| DESCRIPTION OF THE TASK |
Gather every line below where "Poggetti" appears.

[Collected data]

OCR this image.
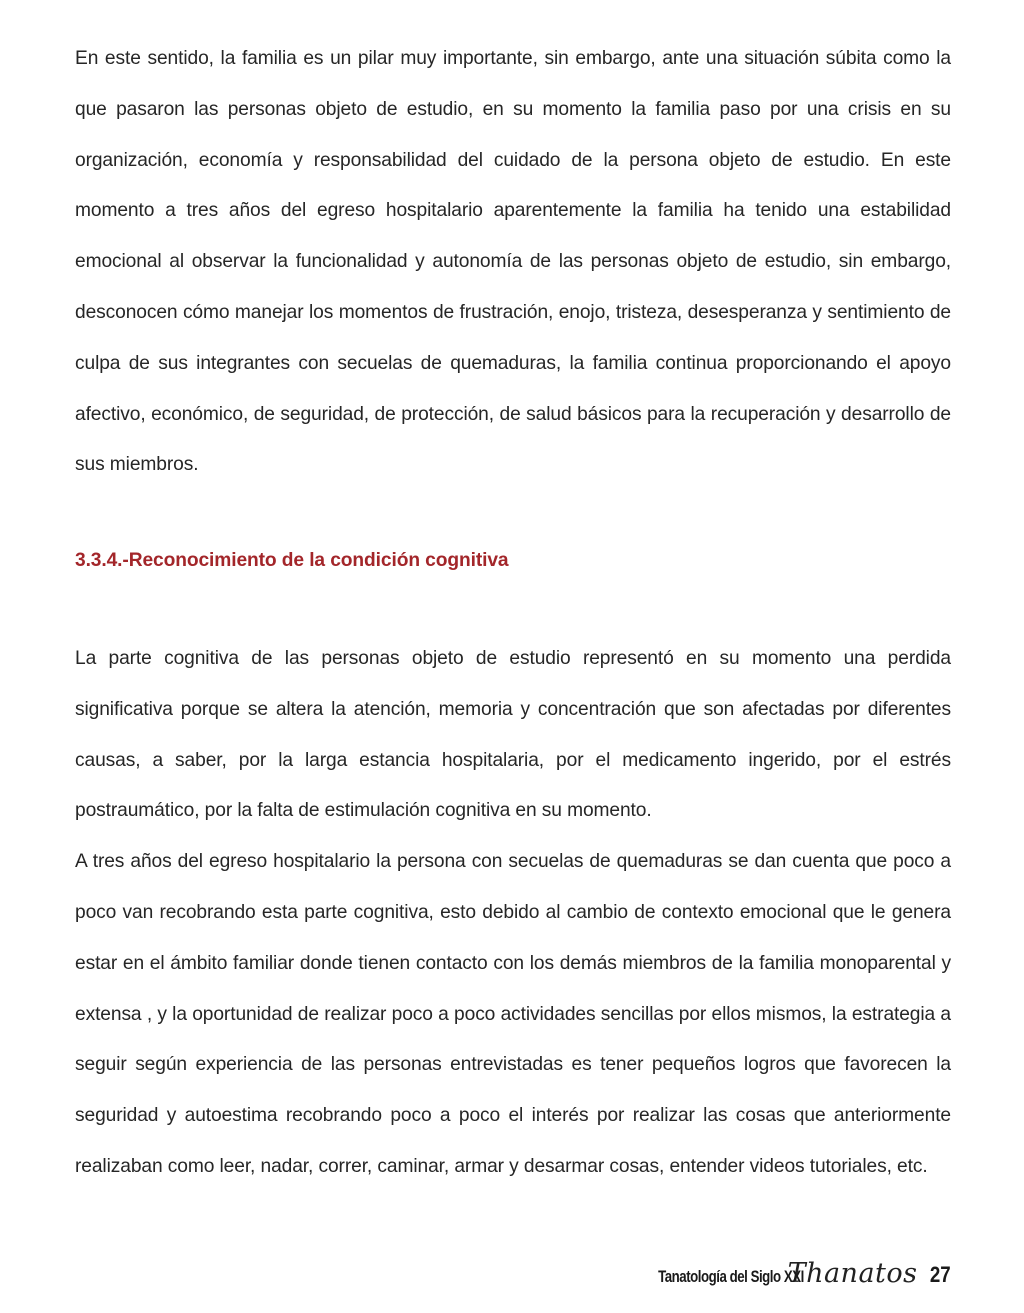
En este sentido, la familia es un pilar muy importante, sin embargo, ante una situación súbita como la que pasaron las personas objeto de estudio, en su momento la familia paso por una crisis en su organización, economía y responsabilidad del cuidado de la persona objeto de estudio. En este momento a tres años del egreso hospitalario aparentemente la familia ha tenido una estabilidad emocional al observar la funcionalidad y autonomía de las personas objeto de estudio, sin embargo, desconocen cómo manejar los momentos de frustración, enojo, tristeza, desesperanza y sentimiento de culpa de sus integrantes con secuelas de quemaduras, la familia continua proporcionando el apoyo afectivo, económico, de seguridad, de protección, de salud básicos para la recuperación y desarrollo de sus miembros.

3.3.4.-Reconocimiento de la condición cognitiva

La parte cognitiva de las personas objeto de estudio representó en su momento una perdida significativa porque se altera la atención, memoria y concentración que son afectadas por diferentes causas, a saber, por la larga estancia hospitalaria, por el medicamento ingerido, por el estrés postraumático, por la falta de estimulación cognitiva en su momento.

A tres años del egreso hospitalario la persona con secuelas de quemaduras se dan cuenta que poco a poco van recobrando esta parte cognitiva, esto debido al cambio de contexto emocional que le genera estar en el ámbito familiar donde tienen contacto con los demás miembros de la familia monoparental y extensa , y la oportunidad de realizar poco a poco actividades sencillas por ellos mismos, la estrategia a seguir según experiencia de las personas entrevistadas es tener pequeños logros que favorecen la seguridad y autoestima recobrando poco a poco el interés por realizar las cosas que anteriormente realizaban como leer, nadar, correr, caminar, armar y desarmar cosas, entender videos tutoriales, etc.

Tanatología del Siglo XXI
Thanatos 27
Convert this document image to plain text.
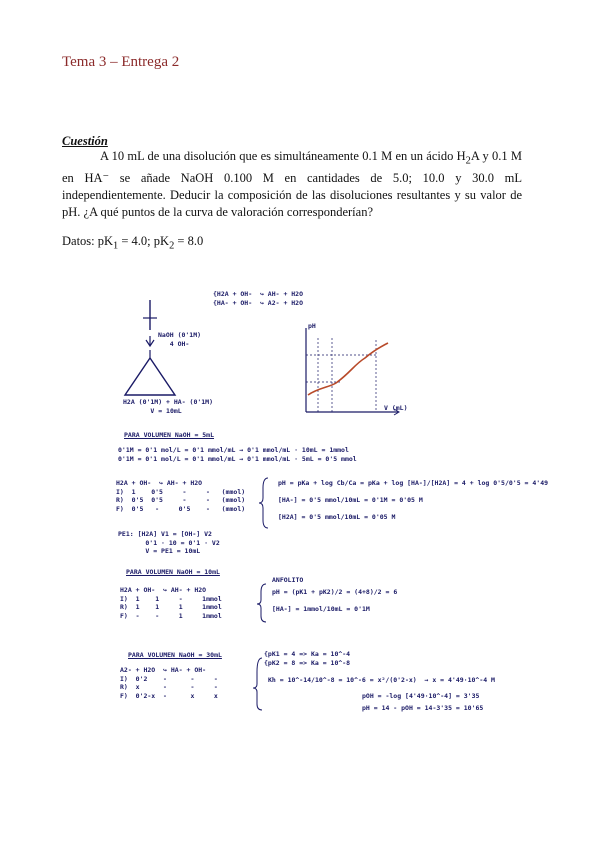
Tema 3 – Entrega 2
Cuestión
A 10 mL de una disolución que es simultáneamente 0.1 M en un ácido $H_2A$ y 0.1 M en HA⁻ se añade NaOH 0.100 M en cantidades de 5.0; 10.0 y 30.0 mL independientemente. Deducir la composición de las disoluciones resultantes y su valor de pH. ¿A qué puntos de la curva de valoración corresponderían?
Datos: $pK_1 = 4.0$; $pK_2 = 8.0$
{H2A + OH-  ↪ AH- + H2O
{HA- + OH-  ↪ A2- + H2O
NaOH (0'1M)
4 OH-
H2A (0'1M) + HA- (0'1M)
V = 10mL
pH
V (mL)
PARA VOLUMEN NaOH = 5mL
0'1M = 0'1 mol/L = 0'1 mmol/mL → 0'1 mmol/mL · 10mL = 1mmol
0'1M = 0'1 mol/L = 0'1 mmol/mL → 0'1 mmol/mL · 5mL = 0'5 mmol
H2A + OH-  ↪ AH- + H2O
I)  1    0'5     -     -   (mmol)
R)  0'5  0'5     -     -   (mmol)
F)  0'5   -     0'5    -   (mmol)
pH = pKa + log Cb/Ca = pKa + log [HA-]/[H2A] = 4 + log 0'5/0'5 = 4'49

[HA-] = 0'5 mmol/10mL = 0'1M = 0'05 M

[H2A] = 0'5 mmol/10mL = 0'05 M
PE1: [H2A] V1 = [OH-] V2
0'1 · 10 = 0'1 · V2
V = PE1 = 10mL
PARA VOLUMEN NaOH = 10mL
ANFOLITO
H2A + OH-  ↪ AH- + H2O
I)  1    1     -     1mmol
R)  1    1     1     1mmol
F)  -    -     1     1mmol
pH = (pK1 + pK2)/2 = (4+8)/2 = 6

[HA-] = 1mmol/10mL = 0'1M
PARA VOLUMEN NaOH = 30mL	{pK1 = 4 => Ka = 10^-4
{pK2 = 8 => Ka = 10^-8
A2- + H2O  ↪ HA- + OH-
I)  0'2    -      -     -
R)  x      -      -     -
F)  0'2-x  -      x     x
Kh = 10^-14/10^-8 = 10^-6 = x²/(0'2-x)  → x = 4'49·10^-4 M
pOH = -log [4'49·10^-4] = 3'35
pH = 14 - pOH = 14-3'35 = 10'65
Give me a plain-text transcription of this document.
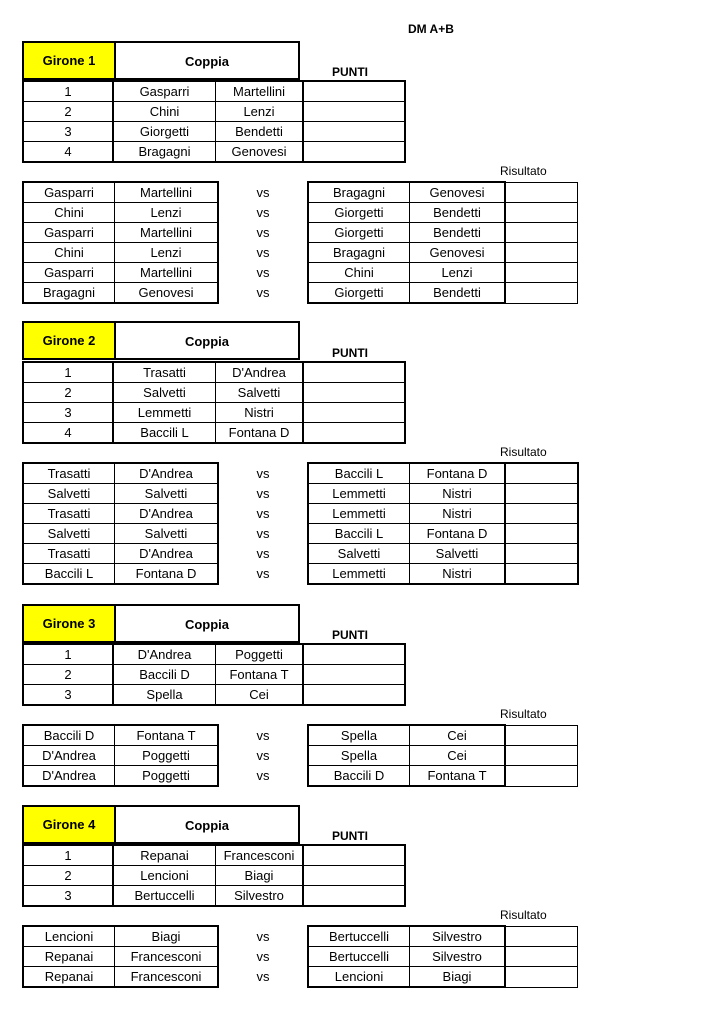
DM A+B
Girone 1	Coppia
PUNTI
1	Gasparri	Martellini	
2	Chini	Lenzi	
3	Giorgetti	Bendetti	
4	Bragagni	Genovesi	
Risultato
Gasparri	Martellini	vs	Bragagni	Genovesi	
Chini	Lenzi	vs	Giorgetti	Bendetti	
Gasparri	Martellini	vs	Giorgetti	Bendetti	
Chini	Lenzi	vs	Bragagni	Genovesi	
Gasparri	Martellini	vs	Chini	Lenzi	
Bragagni	Genovesi	vs	Giorgetti	Bendetti	
Girone 2	Coppia
PUNTI
1	Trasatti	D'Andrea	
2	Salvetti	Salvetti	
3	Lemmetti	Nistri	
4	Baccili L	Fontana D	
Risultato
Trasatti	D'Andrea	vs	Baccili L	Fontana D	
Salvetti	Salvetti	vs	Lemmetti	Nistri	
Trasatti	D'Andrea	vs	Lemmetti	Nistri	
Salvetti	Salvetti	vs	Baccili L	Fontana D	
Trasatti	D'Andrea	vs	Salvetti	Salvetti	
Baccili L	Fontana D	vs	Lemmetti	Nistri	
Girone 3	Coppia
PUNTI
1	D'Andrea	Poggetti	
2	Baccili D	Fontana T	
3	Spella	Cei	
Risultato
Baccili D	Fontana T	vs	Spella	Cei	
D'Andrea	Poggetti	vs	Spella	Cei	
D'Andrea	Poggetti	vs	Baccili D	Fontana T	
Girone 4	Coppia
PUNTI
1	Repanai	Francesconi	
2	Lencioni	Biagi	
3	Bertuccelli	Silvestro	
Risultato
Lencioni	Biagi	vs	Bertuccelli	Silvestro	
Repanai	Francesconi	vs	Bertuccelli	Silvestro	
Repanai	Francesconi	vs	Lencioni	Biagi	
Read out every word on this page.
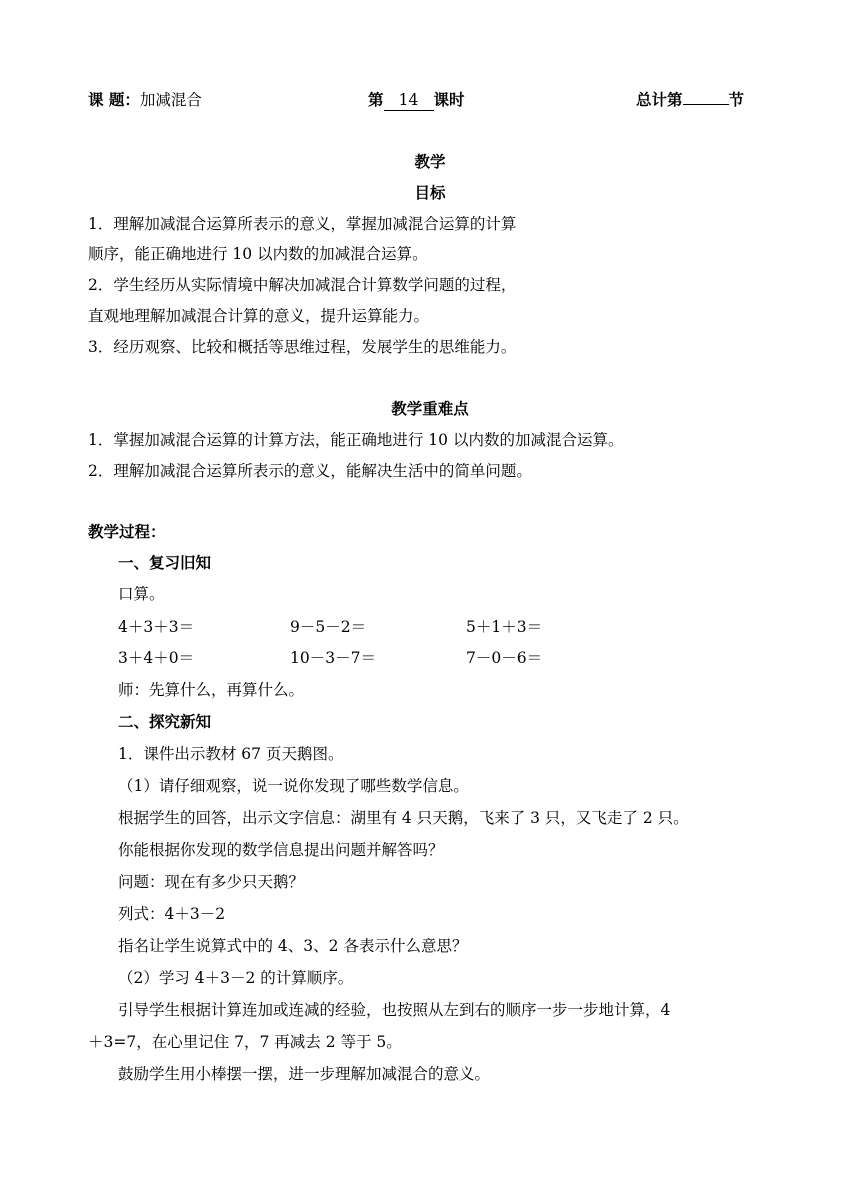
课 题：加减混合	第 14 课时	总计第	节
教学
目标
1．理解加减混合运算所表示的意义，掌握加减混合运算的计算
顺序，能正确地进行 10 以内数的加减混合运算。
2．学生经历从实际情境中解决加减混合计算数学问题的过程，
直观地理解加减混合计算的意义，提升运算能力。
3．经历观察、比较和概括等思维过程，发展学生的思维能力。
教学重难点
1．掌握加减混合运算的计算方法，能正确地进行 10 以内数的加减混合运算。
2．理解加减混合运算所表示的意义，能解决生活中的简单问题。
教学过程：
一、复习旧知
口算。
4＋3＋3＝	9－5－2＝	5＋1＋3＝
3＋4＋0＝	10－3－7＝	7－0－6＝
师：先算什么，再算什么。
二、探究新知
1．课件出示教材 67 页天鹅图。
（1）请仔细观察，说一说你发现了哪些数学信息。
根据学生的回答，出示文字信息：湖里有 4 只天鹅，飞来了 3 只，又飞走了 2 只。
你能根据你发现的数学信息提出问题并解答吗？
问题：现在有多少只天鹅？
列式：4＋3－2
指名让学生说算式中的 4、3、2 各表示什么意思？
（2）学习 4＋3－2 的计算顺序。
引导学生根据计算连加或连减的经验，也按照从左到右的顺序一步一步地计算，4
＋3=7，在心里记住 7，7 再减去 2 等于 5。
鼓励学生用小棒摆一摆，进一步理解加减混合的意义。
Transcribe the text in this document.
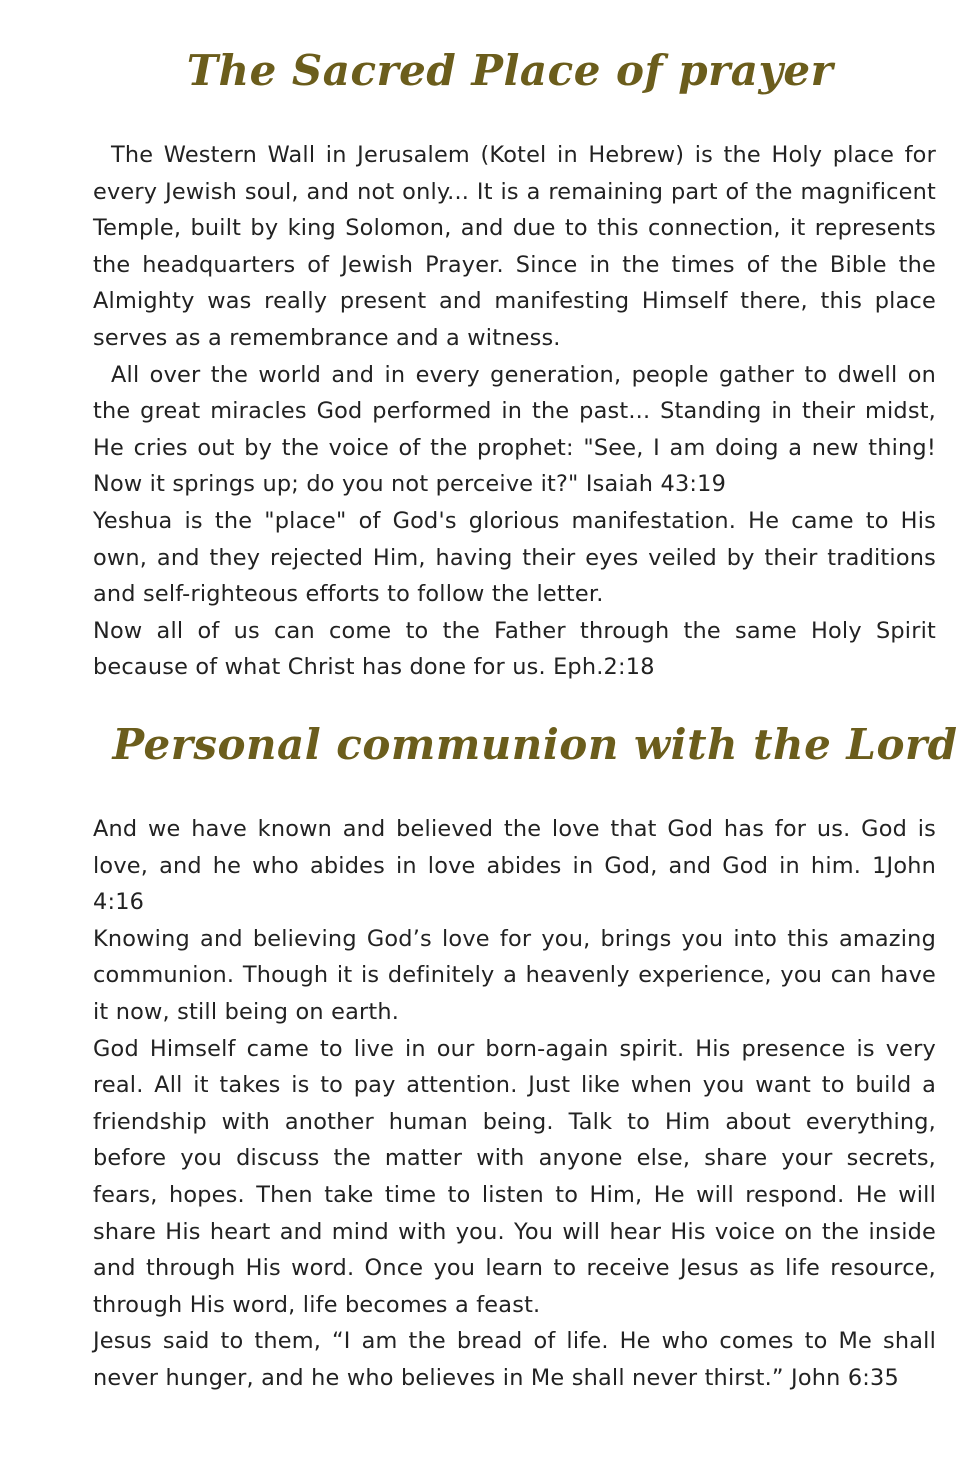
The Sacred Place of prayer

The Western Wall in Jerusalem (Kotel in Hebrew) is the Holy place for every Jewish soul, and not only... It is a remaining part of the magnificent Temple, built by king Solomon, and due to this connection, it represents the headquarters of Jewish Prayer. Since in the times of the Bible the Almighty was really present and manifesting Himself there, this place serves as a remembrance and a witness.

All over the world and in every generation, people gather to dwell on the great miracles God performed in the past... Standing in their midst, He cries out by the voice of the prophet: "See, I am doing a new thing! Now it springs up; do you not perceive it?" Isaiah 43:19

Yeshua is the "place" of God's glorious manifestation. He came to His own, and they rejected Him, having their eyes veiled by their traditions and self-righteous efforts to follow the letter.

Now all of us can come to the Father through the same Holy Spirit because of what Christ has done for us. Eph.2:18

Personal communion with the Lord

And we have known and believed the love that God has for us. God is love, and he who abides in love abides in God, and God in him. 1John 4:16

Knowing and believing God’s love for you, brings you into this amazing communion. Though it is definitely a heavenly experience, you can have it now, still being on earth.

God Himself came to live in our born-again spirit. His presence is very real. All it takes is to pay attention. Just like when you want to build a friendship with another human being. Talk to Him about everything, before you discuss the matter with anyone else, share your secrets, fears, hopes. Then take time to listen to Him, He will respond. He will share His heart and mind with you. You will hear His voice on the inside and through His word. Once you learn to receive Jesus as life resource, through His word, life becomes a feast.

Jesus said to them, “I am the bread of life. He who comes to Me shall never hunger, and he who believes in Me shall never thirst.” John 6:35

| RESULT |
1	D'Andrea	Poggetti	
D'Andrea	Poggetti	vs	Spella	Cei	
D'Andrea	Poggetti	vs	Baccili D	Fontana T	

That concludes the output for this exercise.